• _Instruction_:
Copy the lines below word for word, omitting the pictures from your answer.

• _Data to use_:
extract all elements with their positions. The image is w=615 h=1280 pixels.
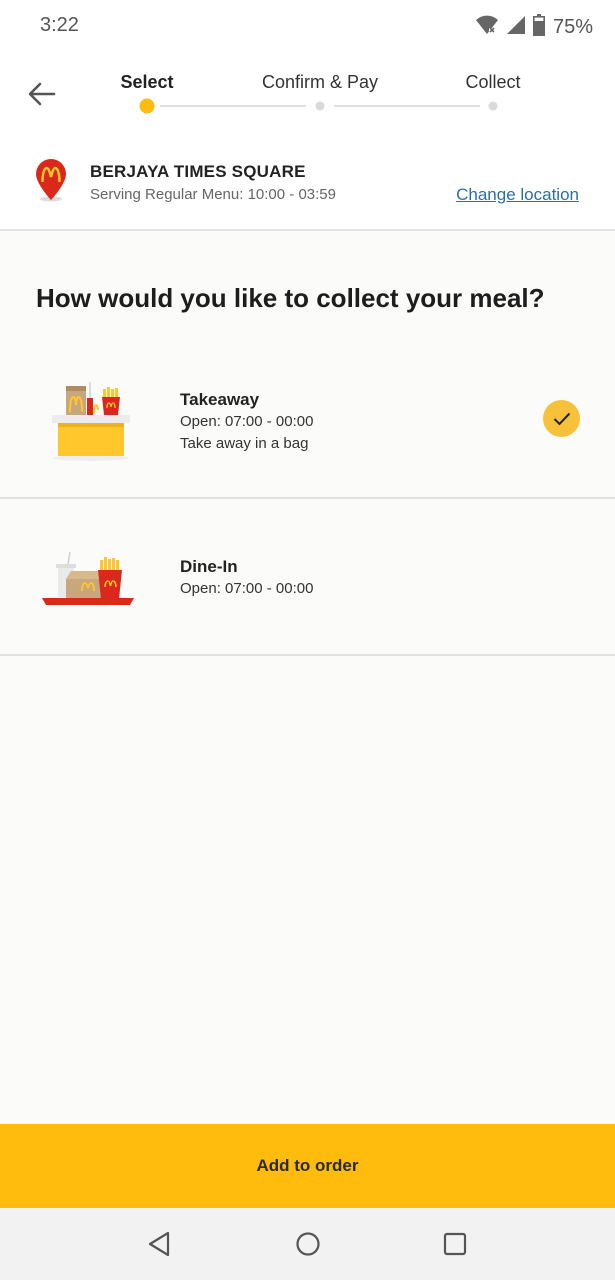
store-name: BERJAYA TIMES SQUARE [90, 162, 306, 181]
step-dot [315, 101, 325, 111]
step-collect: Collect [465, 72, 521, 92]
step-dot [488, 101, 498, 111]
step-connector [160, 105, 306, 107]
option-note: Take away in a bag [180, 435, 309, 452]
signal-icon [505, 15, 527, 40]
nav-back-icon[interactable] [143, 1228, 175, 1260]
change-location-link[interactable]: Change location [456, 185, 579, 205]
battery-percent: 75% [552, 16, 593, 38]
store-hours: Serving Regular Menu: 10:00 - 03:59 [90, 186, 336, 203]
check-icon [543, 400, 580, 437]
page-title: How would you like to collect your meal? [36, 283, 545, 313]
store-location: BERJAYA TIMES SQUARE Serving Regular Men… [0, 140, 615, 231]
nav-recents-icon[interactable] [439, 1228, 471, 1260]
option-hours: Open: 07:00 - 00:00 [180, 413, 314, 430]
status-bar: 3:22 75% [0, 0, 615, 52]
option-title: Takeaway [180, 390, 260, 409]
option-takeaway[interactable]: Takeaway Open: 07:00 - 00:00 Take away i… [0, 346, 615, 499]
step-connector [334, 105, 480, 107]
takeaway-counter-icon [50, 376, 132, 467]
option-title: Dine-In [180, 557, 238, 576]
step-dot-active [139, 98, 155, 114]
wifi-icon [475, 14, 499, 41]
status-time: 3:22 [40, 14, 79, 36]
nav-home-icon[interactable] [292, 1228, 324, 1260]
system-nav-bar [0, 1208, 615, 1280]
battery-icon [532, 14, 545, 41]
option-hours: Open: 07:00 - 00:00 [180, 580, 314, 597]
add-to-order-button[interactable]: Add to order [0, 1124, 615, 1208]
back-button[interactable] [20, 74, 64, 118]
mcdonalds-pin-icon [34, 158, 68, 207]
option-dine-in[interactable]: Dine-In Open: 07:00 - 00:00 [0, 499, 615, 656]
step-select: Select [120, 72, 174, 92]
status-icons: 75% [475, 14, 593, 41]
step-confirm-pay: Confirm & Pay [261, 72, 379, 92]
dine-in-tray-icon [40, 549, 140, 616]
order-progress-header [0, 52, 615, 140]
arrow-left-icon [28, 82, 56, 111]
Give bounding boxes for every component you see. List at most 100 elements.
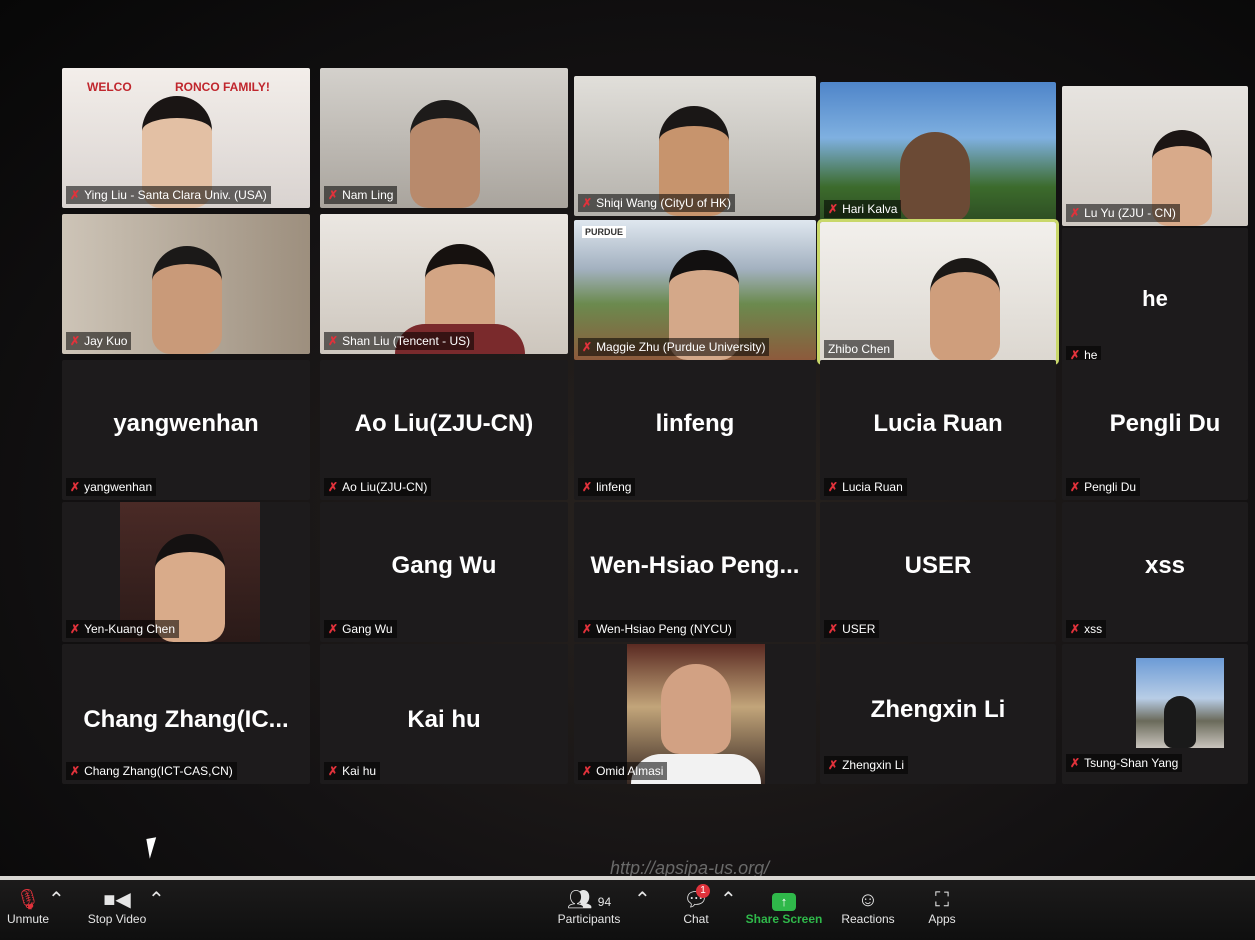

• _Worked answer_:
extract all elements with their positions. The image is w=615 h=1280 pixels.
store-name: BERJAYA TIMES SQUARE [90, 162, 306, 181]
step-dot [315, 101, 325, 111]
step-collect: Collect [465, 72, 521, 92]
step-dot [488, 101, 498, 111]
step-connector [160, 105, 306, 107]
option-note: Take away in a bag [180, 435, 309, 452]
signal-icon [505, 15, 527, 40]
nav-back-icon[interactable] [143, 1228, 175, 1260]
change-location-link[interactable]: Change location [456, 185, 579, 205]
battery-percent: 75% [552, 16, 593, 38]
store-hours: Serving Regular Menu: 10:00 - 03:59 [90, 186, 336, 203]
check-icon [543, 400, 580, 437]
page-title: How would you like to collect your meal? [36, 283, 545, 313]
store-location: BERJAYA TIMES SQUARE Serving Regular Men… [0, 140, 615, 231]
nav-recents-icon[interactable] [439, 1228, 471, 1260]
option-hours: Open: 07:00 - 00:00 [180, 413, 314, 430]
status-bar: 3:22 75% [0, 0, 615, 52]
option-title: Takeaway [180, 390, 260, 409]
option-takeaway[interactable]: Takeaway Open: 07:00 - 00:00 Take away i… [0, 346, 615, 499]
step-connector [334, 105, 480, 107]
takeaway-counter-icon [50, 376, 132, 467]
option-title: Dine-In [180, 557, 238, 576]
step-dot-active [139, 98, 155, 114]
wifi-icon [475, 14, 499, 41]
status-time: 3:22 [40, 14, 79, 36]
nav-home-icon[interactable] [292, 1228, 324, 1260]
system-nav-bar [0, 1208, 615, 1280]
battery-icon [532, 14, 545, 41]
option-hours: Open: 07:00 - 00:00 [180, 580, 314, 597]
add-to-order-button[interactable]: Add to order [0, 1124, 615, 1208]
back-button[interactable] [20, 74, 64, 118]
mcdonalds-pin-icon [34, 158, 68, 207]
option-dine-in[interactable]: Dine-In Open: 07:00 - 00:00 [0, 499, 615, 656]
step-select: Select [120, 72, 174, 92]
status-icons: 75% [475, 14, 593, 41]
step-confirm-pay: Confirm & Pay [261, 72, 379, 92]
dine-in-tray-icon [40, 549, 140, 616]
order-progress-header [0, 52, 615, 140]
arrow-left-icon [28, 82, 56, 111]
Give bounding boxes for every component you see. List at most 100 elements.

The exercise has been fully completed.